FreeBSD Container Engine

Introduction

xc is a work-in-progress container engine for FreeBSD to run both Linux[1] and FreeBSD containers. It can use OCI compatible image registries[2] for image distribution, such as DockerHub, or Azure Container Registry.

Some highlight on features unique to xc includes:

  • pre-instantiation sanity checks, including missing environment variables on supported images
  • Better DTrace support, by default xc exposes /dev/dtrace/helper to the containers which allows USDT to be registered by applications.

xc targets FreeBSD-14, however, most of the features will still work with older versions, except VNET container as it depends on this patch and this patch, which the patches the result of development of this project.

Although xc utilizes OCI registry for image distribution, it uses a different image format, which can be subject to breaking changes at anytime unnoticed until the first stable version released.

Table of contents

Requirements

Building

You will need Rust, Cargo an cmake to build this project, the easiest way to either use rustup or install from pkg. Now, with cargo installed, you can build the project with

cargo build

Note: If you want to push images, it is much better to build the project with release configuration cargo build --release, due to much better sha2 performance

Running

Supported CPU architecture

xc should support all architecture FreeBSD supports. xc is mostly developed on aarch64 machine and quite a bit on amd64.

File system

xc supports only ZFS currently. There are plans to make it work for non ZFS systems but that depends on the availability of overlayfs in base

Networking

xc relies on pf (ipfw is planned but not developed) for port exposure (via rdr)

You may need to add NAT related rules in your pf configuration if you wish to allow internet access for the containers.

MATERIAL SHOWN:

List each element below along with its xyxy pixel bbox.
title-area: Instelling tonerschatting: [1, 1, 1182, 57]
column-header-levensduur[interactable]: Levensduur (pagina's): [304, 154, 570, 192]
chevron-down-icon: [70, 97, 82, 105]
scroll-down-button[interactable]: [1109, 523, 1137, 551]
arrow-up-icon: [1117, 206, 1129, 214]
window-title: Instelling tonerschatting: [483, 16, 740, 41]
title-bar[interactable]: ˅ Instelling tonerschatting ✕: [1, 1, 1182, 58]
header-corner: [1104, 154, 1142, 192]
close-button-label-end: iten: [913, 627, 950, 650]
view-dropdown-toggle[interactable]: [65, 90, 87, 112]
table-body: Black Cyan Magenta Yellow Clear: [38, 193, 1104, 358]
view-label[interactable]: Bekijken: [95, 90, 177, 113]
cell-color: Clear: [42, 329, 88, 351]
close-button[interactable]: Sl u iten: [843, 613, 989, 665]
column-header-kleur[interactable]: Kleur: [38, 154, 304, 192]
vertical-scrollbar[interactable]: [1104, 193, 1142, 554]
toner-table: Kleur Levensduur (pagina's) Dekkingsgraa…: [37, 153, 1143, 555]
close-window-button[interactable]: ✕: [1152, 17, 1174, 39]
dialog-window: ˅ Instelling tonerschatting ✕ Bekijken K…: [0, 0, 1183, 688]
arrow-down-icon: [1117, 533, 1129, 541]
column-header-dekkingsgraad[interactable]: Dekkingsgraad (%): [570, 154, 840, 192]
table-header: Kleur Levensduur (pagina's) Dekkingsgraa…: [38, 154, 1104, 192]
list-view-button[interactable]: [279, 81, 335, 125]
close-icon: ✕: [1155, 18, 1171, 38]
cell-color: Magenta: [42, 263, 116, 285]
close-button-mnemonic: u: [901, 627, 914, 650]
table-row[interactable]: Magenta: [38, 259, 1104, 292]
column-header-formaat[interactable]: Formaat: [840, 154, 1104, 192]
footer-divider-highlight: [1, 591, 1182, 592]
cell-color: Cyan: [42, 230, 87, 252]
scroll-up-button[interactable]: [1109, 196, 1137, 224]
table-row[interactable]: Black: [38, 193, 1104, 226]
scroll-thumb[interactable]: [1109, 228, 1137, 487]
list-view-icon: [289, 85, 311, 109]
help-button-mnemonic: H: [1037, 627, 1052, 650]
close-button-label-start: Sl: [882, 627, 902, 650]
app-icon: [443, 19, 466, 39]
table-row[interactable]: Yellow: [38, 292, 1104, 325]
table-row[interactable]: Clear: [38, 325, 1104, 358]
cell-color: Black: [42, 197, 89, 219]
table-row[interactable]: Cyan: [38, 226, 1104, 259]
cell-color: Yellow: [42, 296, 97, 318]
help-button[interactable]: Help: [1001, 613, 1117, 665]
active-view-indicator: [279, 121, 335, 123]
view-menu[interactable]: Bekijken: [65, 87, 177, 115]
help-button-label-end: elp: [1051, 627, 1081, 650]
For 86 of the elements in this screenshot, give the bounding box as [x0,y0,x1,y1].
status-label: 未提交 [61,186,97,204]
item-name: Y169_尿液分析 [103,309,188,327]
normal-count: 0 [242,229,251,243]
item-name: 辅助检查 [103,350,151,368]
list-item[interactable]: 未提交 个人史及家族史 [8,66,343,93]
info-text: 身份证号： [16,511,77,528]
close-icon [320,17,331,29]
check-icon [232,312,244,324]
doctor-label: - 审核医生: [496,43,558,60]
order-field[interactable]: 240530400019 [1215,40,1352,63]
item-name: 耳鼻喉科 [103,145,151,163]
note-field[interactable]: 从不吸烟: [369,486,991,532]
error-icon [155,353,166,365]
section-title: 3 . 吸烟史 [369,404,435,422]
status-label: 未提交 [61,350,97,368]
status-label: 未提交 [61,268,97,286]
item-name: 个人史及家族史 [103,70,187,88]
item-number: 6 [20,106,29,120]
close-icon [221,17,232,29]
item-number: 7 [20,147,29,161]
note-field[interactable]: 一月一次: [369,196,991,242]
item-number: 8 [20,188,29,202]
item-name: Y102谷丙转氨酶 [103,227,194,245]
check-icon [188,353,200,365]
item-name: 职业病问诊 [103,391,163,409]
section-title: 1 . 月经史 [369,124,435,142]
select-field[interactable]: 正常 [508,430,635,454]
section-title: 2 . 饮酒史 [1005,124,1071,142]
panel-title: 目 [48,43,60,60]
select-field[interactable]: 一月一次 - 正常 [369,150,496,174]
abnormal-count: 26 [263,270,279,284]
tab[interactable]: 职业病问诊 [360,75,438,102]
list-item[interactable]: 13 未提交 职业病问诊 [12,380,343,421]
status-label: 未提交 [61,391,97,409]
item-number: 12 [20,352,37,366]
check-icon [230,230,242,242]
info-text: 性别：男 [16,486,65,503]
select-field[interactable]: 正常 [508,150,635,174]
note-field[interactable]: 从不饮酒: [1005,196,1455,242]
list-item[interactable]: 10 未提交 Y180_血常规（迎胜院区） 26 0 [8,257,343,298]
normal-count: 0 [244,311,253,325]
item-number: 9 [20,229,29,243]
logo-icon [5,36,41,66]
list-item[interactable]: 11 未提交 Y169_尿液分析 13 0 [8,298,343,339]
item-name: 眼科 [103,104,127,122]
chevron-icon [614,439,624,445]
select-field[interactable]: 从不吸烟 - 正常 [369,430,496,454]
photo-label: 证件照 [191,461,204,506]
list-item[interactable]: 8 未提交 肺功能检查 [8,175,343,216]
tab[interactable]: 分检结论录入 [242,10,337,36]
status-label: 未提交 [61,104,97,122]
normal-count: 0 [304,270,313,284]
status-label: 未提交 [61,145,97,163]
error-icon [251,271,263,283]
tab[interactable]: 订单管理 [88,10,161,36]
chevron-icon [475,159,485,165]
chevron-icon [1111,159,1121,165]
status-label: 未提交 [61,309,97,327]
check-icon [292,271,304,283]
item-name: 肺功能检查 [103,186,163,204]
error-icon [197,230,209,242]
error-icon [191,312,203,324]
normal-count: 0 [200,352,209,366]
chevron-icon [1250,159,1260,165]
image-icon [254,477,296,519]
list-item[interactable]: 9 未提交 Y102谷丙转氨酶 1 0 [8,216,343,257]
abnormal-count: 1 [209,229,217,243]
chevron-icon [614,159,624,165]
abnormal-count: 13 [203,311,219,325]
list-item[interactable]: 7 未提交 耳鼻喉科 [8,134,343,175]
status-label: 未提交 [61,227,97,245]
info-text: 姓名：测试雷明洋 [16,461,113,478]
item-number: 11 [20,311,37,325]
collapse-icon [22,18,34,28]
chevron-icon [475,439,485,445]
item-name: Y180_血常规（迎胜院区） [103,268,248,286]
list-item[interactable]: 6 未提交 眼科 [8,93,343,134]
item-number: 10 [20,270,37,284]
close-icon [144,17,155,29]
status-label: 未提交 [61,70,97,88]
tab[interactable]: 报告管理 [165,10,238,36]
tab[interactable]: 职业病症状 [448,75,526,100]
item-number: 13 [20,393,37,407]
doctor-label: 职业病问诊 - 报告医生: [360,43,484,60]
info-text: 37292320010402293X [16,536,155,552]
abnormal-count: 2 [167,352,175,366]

GIVEN EXERCISE: Using the FreeBSD container engine text, decide whether each statement agrees with it. Answer yes or no for each, and quote the words of the text that settle it: 1. xc currently works only with ZFS. 2. xc uses ipfw for port exposure. 3. xc is mostly developed on amd64 machines.

RESULT OF THIS TASK:
1. Yes: "xc supports only ZFS currently."
2. No: "xc relies on pf (ipfw is planned but not developed) for port exposure (via rdr)"
3. No: "xc is mostly developed on aarch64 machine and quite a bit on amd64."